--- Begin SUPPLIED DATA ---

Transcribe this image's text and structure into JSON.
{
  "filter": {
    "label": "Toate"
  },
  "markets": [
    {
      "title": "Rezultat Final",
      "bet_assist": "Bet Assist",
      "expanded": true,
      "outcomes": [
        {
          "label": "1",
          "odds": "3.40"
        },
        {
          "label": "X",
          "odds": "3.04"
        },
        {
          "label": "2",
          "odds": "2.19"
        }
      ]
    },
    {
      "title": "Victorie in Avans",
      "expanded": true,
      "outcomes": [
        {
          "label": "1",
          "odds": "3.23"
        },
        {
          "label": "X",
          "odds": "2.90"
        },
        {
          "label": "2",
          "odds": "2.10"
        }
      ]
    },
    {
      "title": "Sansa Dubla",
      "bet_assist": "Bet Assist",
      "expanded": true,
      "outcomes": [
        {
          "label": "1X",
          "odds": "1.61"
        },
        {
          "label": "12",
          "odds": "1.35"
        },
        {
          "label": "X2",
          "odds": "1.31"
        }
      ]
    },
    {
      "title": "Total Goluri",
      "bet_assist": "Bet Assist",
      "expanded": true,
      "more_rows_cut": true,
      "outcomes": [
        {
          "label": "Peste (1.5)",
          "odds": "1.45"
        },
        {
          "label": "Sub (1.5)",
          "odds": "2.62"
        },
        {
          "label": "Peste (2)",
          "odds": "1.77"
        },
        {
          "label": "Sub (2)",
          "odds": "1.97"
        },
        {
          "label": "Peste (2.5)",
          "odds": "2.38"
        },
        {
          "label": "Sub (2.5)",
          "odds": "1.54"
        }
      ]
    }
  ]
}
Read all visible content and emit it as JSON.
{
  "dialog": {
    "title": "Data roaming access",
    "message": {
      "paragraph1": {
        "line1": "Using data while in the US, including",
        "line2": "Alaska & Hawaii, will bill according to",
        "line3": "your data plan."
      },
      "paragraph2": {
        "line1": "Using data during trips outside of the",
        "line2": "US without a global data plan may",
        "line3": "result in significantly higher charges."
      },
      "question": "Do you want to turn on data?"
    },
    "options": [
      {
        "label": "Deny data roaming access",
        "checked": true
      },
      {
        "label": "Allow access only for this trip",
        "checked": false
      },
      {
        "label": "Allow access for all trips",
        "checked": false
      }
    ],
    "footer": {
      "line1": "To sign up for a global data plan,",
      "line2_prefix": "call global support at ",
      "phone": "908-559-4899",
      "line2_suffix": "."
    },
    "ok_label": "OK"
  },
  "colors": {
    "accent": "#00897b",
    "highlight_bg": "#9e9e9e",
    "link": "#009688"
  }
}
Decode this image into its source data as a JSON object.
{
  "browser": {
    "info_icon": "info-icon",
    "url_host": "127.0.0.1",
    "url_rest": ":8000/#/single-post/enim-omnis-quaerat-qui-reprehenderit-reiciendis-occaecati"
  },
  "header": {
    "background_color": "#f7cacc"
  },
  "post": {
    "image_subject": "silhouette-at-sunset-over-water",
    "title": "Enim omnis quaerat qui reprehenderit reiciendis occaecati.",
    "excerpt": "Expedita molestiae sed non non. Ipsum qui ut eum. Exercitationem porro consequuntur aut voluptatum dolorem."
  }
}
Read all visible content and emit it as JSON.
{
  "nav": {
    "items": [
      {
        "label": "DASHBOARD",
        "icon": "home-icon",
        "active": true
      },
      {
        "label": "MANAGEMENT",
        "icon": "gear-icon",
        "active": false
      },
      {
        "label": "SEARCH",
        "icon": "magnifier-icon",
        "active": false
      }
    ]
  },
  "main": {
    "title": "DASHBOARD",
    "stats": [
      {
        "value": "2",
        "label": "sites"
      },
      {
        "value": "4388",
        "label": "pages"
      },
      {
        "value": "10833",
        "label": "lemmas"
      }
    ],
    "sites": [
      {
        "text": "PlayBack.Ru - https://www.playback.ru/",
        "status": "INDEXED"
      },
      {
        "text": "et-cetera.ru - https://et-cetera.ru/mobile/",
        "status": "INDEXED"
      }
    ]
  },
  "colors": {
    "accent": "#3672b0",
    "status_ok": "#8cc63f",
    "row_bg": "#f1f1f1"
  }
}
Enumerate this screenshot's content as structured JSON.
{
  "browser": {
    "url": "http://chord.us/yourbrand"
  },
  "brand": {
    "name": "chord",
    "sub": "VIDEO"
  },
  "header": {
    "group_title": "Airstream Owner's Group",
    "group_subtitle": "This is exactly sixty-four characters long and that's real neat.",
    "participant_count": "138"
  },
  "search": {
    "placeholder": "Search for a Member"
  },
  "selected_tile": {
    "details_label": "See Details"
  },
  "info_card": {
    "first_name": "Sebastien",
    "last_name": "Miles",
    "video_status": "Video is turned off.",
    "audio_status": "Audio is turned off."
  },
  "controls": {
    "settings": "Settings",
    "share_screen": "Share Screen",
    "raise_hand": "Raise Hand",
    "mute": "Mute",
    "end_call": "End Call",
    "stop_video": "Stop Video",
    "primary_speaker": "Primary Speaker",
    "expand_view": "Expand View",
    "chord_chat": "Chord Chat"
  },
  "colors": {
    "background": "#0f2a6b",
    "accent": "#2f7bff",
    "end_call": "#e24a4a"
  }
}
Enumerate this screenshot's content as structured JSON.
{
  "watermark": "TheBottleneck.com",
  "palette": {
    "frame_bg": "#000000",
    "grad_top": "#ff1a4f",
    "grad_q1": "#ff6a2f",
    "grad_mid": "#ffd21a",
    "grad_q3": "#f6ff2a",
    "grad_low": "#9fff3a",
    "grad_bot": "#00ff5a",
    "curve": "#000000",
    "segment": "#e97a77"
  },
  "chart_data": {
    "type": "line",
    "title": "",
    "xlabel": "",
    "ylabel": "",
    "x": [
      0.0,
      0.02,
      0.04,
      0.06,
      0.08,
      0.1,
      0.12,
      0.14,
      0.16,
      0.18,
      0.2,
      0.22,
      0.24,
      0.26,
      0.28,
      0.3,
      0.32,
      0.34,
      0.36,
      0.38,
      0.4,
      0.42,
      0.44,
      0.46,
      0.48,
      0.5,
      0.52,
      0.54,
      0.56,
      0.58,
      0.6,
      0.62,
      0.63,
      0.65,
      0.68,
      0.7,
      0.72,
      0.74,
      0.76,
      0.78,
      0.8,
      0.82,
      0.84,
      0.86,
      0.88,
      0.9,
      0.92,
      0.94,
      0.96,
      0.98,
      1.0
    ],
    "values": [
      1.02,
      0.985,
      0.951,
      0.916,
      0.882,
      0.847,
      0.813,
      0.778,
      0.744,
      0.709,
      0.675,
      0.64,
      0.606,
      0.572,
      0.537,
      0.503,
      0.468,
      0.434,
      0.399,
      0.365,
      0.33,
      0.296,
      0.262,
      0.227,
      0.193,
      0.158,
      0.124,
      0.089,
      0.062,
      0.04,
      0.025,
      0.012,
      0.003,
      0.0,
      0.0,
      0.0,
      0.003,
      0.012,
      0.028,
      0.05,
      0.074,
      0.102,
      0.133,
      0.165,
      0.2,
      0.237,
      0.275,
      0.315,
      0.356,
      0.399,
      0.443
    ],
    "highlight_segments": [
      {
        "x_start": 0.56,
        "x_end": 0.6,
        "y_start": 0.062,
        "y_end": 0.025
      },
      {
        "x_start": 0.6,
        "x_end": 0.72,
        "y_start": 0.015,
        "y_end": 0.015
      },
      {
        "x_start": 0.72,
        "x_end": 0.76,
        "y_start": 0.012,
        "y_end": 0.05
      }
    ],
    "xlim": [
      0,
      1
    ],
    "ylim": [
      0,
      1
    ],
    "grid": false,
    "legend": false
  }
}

--- End SUPPLIED DATA ---

### WHAT IS EXPECTED
Extract from the data every line where "Using" shows up.

### REPLY TO THE TASK
        "line1": "Using data while in the US, including",
        "line1": "Using data during trips outside of the",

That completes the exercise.